PROMPT →
Extract each line of the data and write it out again exactly.

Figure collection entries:
━━━
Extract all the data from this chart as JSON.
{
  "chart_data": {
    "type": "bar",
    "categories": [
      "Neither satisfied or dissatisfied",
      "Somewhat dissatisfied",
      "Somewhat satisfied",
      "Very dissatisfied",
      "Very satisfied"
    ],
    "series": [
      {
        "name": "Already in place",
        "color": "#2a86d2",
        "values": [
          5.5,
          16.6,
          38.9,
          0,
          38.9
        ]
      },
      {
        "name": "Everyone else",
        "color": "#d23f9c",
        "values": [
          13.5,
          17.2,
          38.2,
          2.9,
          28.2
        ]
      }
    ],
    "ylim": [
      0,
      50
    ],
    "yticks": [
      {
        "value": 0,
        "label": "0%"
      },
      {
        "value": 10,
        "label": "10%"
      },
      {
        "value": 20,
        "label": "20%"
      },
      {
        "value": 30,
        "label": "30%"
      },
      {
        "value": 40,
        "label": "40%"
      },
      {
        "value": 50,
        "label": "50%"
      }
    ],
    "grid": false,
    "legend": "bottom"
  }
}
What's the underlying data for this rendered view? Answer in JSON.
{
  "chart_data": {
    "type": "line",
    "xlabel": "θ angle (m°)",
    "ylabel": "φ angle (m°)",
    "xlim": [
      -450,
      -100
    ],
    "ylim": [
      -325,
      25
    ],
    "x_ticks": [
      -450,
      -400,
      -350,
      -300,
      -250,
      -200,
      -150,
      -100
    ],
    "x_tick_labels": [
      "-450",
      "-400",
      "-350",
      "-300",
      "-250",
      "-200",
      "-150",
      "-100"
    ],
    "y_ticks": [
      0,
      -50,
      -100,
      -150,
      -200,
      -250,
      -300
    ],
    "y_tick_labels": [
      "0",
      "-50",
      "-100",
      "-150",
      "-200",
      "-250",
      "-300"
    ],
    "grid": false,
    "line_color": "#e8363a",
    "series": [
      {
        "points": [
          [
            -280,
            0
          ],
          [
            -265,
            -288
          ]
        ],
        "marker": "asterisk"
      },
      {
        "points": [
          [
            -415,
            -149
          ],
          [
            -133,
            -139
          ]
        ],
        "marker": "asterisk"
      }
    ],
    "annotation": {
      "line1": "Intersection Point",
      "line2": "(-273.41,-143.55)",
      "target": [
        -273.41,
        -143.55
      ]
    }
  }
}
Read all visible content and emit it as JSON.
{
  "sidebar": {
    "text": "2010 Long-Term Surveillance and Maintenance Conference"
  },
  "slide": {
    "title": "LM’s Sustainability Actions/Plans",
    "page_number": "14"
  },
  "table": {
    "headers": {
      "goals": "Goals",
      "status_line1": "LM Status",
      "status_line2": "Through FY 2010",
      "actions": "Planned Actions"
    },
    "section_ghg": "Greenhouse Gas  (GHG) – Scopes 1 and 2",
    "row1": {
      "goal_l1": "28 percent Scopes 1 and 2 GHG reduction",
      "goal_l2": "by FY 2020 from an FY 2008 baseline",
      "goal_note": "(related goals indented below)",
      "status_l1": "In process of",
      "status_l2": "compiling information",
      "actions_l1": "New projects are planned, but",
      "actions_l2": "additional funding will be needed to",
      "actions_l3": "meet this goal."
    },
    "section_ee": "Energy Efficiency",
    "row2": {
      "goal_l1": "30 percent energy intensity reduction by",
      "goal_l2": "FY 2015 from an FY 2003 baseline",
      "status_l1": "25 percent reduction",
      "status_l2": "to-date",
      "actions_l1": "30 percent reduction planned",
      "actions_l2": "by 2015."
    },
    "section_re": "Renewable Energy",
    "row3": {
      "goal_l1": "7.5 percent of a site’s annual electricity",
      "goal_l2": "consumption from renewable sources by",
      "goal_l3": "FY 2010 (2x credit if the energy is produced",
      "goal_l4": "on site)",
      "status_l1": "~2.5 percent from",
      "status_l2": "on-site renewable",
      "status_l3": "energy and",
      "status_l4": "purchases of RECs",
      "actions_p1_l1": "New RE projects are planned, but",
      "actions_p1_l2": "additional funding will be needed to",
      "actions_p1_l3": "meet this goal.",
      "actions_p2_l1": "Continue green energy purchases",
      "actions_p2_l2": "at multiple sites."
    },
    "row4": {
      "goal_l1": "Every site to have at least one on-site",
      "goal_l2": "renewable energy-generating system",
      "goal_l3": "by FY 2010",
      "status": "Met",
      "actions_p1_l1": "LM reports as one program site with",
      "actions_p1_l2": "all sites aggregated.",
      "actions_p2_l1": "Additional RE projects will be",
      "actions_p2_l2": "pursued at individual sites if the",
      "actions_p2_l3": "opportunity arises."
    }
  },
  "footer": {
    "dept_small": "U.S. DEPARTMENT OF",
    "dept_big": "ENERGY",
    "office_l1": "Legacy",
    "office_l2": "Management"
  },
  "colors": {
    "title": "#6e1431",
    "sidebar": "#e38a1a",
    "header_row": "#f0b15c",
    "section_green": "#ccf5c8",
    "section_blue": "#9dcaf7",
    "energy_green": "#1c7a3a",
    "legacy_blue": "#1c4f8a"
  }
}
━━━
REPLY TO THE TASK →
Extract all the data from this chart as JSON.
{
  "chart_data": {
    "type": "bar",
    "categories": [
      "Neither satisfied or dissatisfied",
      "Somewhat dissatisfied",
      "Somewhat satisfied",
      "Very dissatisfied",
      "Very satisfied"
    ],
    "series": [
      {
        "name": "Already in place",
        "color": "#2a86d2",
        "values": [
          5.5,
          16.6,
          38.9,
          0,
          38.9
        ]
      },
      {
        "name": "Everyone else",
        "color": "#d23f9c",
        "values": [
          13.5,
          17.2,
          38.2,
          2.9,
          28.2
        ]
      }
    ],
    "ylim": [
      0,
      50
    ],
    "yticks": [
      {
        "value": 0,
        "label": "0%"
      },
      {
        "value": 10,
        "label": "10%"
      },
      {
        "value": 20,
        "label": "20%"
      },
      {
        "value": 30,
        "label": "30%"
      },
      {
        "value": 40,
        "label": "40%"
      },
      {
        "value": 50,
        "label": "50%"
      }
    ],
    "grid": false,
    "legend": "bottom"
  }
}
What's the underlying data for this rendered view? Answer in JSON.
{
  "chart_data": {
    "type": "line",
    "xlabel": "θ angle (m°)",
    "ylabel": "φ angle (m°)",
    "xlim": [
      -450,
      -100
    ],
    "ylim": [
      -325,
      25
    ],
    "x_ticks": [
      -450,
      -400,
      -350,
      -300,
      -250,
      -200,
      -150,
      -100
    ],
    "x_tick_labels": [
      "-450",
      "-400",
      "-350",
      "-300",
      "-250",
      "-200",
      "-150",
      "-100"
    ],
    "y_ticks": [
      0,
      -50,
      -100,
      -150,
      -200,
      -250,
      -300
    ],
    "y_tick_labels": [
      "0",
      "-50",
      "-100",
      "-150",
      "-200",
      "-250",
      "-300"
    ],
    "grid": false,
    "line_color": "#e8363a",
    "series": [
      {
        "points": [
          [
            -280,
            0
          ],
          [
            -265,
            -288
          ]
        ],
        "marker": "asterisk"
      },
      {
        "points": [
          [
            -415,
            -149
          ],
          [
            -133,
            -139
          ]
        ],
        "marker": "asterisk"
      }
    ],
    "annotation": {
      "line1": "Intersection Point",
      "line2": "(-273.41,-143.55)",
      "target": [
        -273.41,
        -143.55
      ]
    }
  }
}
Read all visible content and emit it as JSON.
{
  "sidebar": {
    "text": "2010 Long-Term Surveillance and Maintenance Conference"
  },
  "slide": {
    "title": "LM’s Sustainability Actions/Plans",
    "page_number": "14"
  },
  "table": {
    "headers": {
      "goals": "Goals",
      "status_line1": "LM Status",
      "status_line2": "Through FY 2010",
      "actions": "Planned Actions"
    },
    "section_ghg": "Greenhouse Gas  (GHG) – Scopes 1 and 2",
    "row1": {
      "goal_l1": "28 percent Scopes 1 and 2 GHG reduction",
      "goal_l2": "by FY 2020 from an FY 2008 baseline",
      "goal_note": "(related goals indented below)",
      "status_l1": "In process of",
      "status_l2": "compiling information",
      "actions_l1": "New projects are planned, but",
      "actions_l2": "additional funding will be needed to",
      "actions_l3": "meet this goal."
    },
    "section_ee": "Energy Efficiency",
    "row2": {
      "goal_l1": "30 percent energy intensity reduction by",
      "goal_l2": "FY 2015 from an FY 2003 baseline",
      "status_l1": "25 percent reduction",
      "status_l2": "to-date",
      "actions_l1": "30 percent reduction planned",
      "actions_l2": "by 2015."
    },
    "section_re": "Renewable Energy",
    "row3": {
      "goal_l1": "7.5 percent of a site’s annual electricity",
      "goal_l2": "consumption from renewable sources by",
      "goal_l3": "FY 2010 (2x credit if the energy is produced",
      "goal_l4": "on site)",
      "status_l1": "~2.5 percent from",
      "status_l2": "on-site renewable",
      "status_l3": "energy and",
      "status_l4": "purchases of RECs",
      "actions_p1_l1": "New RE projects are planned, but",
      "actions_p1_l2": "additional funding will be needed to",
      "actions_p1_l3": "meet this goal.",
      "actions_p2_l1": "Continue green energy purchases",
      "actions_p2_l2": "at multiple sites."
    },
    "row4": {
      "goal_l1": "Every site to have at least one on-site",
      "goal_l2": "renewable energy-generating system",
      "goal_l3": "by FY 2010",
      "status": "Met",
      "actions_p1_l1": "LM reports as one program site with",
      "actions_p1_l2": "all sites aggregated.",
      "actions_p2_l1": "Additional RE projects will be",
      "actions_p2_l2": "pursued at individual sites if the",
      "actions_p2_l3": "opportunity arises."
    }
  },
  "footer": {
    "dept_small": "U.S. DEPARTMENT OF",
    "dept_big": "ENERGY",
    "office_l1": "Legacy",
    "office_l2": "Management"
  },
  "colors": {
    "title": "#6e1431",
    "sidebar": "#e38a1a",
    "header_row": "#f0b15c",
    "section_green": "#ccf5c8",
    "section_blue": "#9dcaf7",
    "energy_green": "#1c7a3a",
    "legacy_blue": "#1c4f8a"
  }
}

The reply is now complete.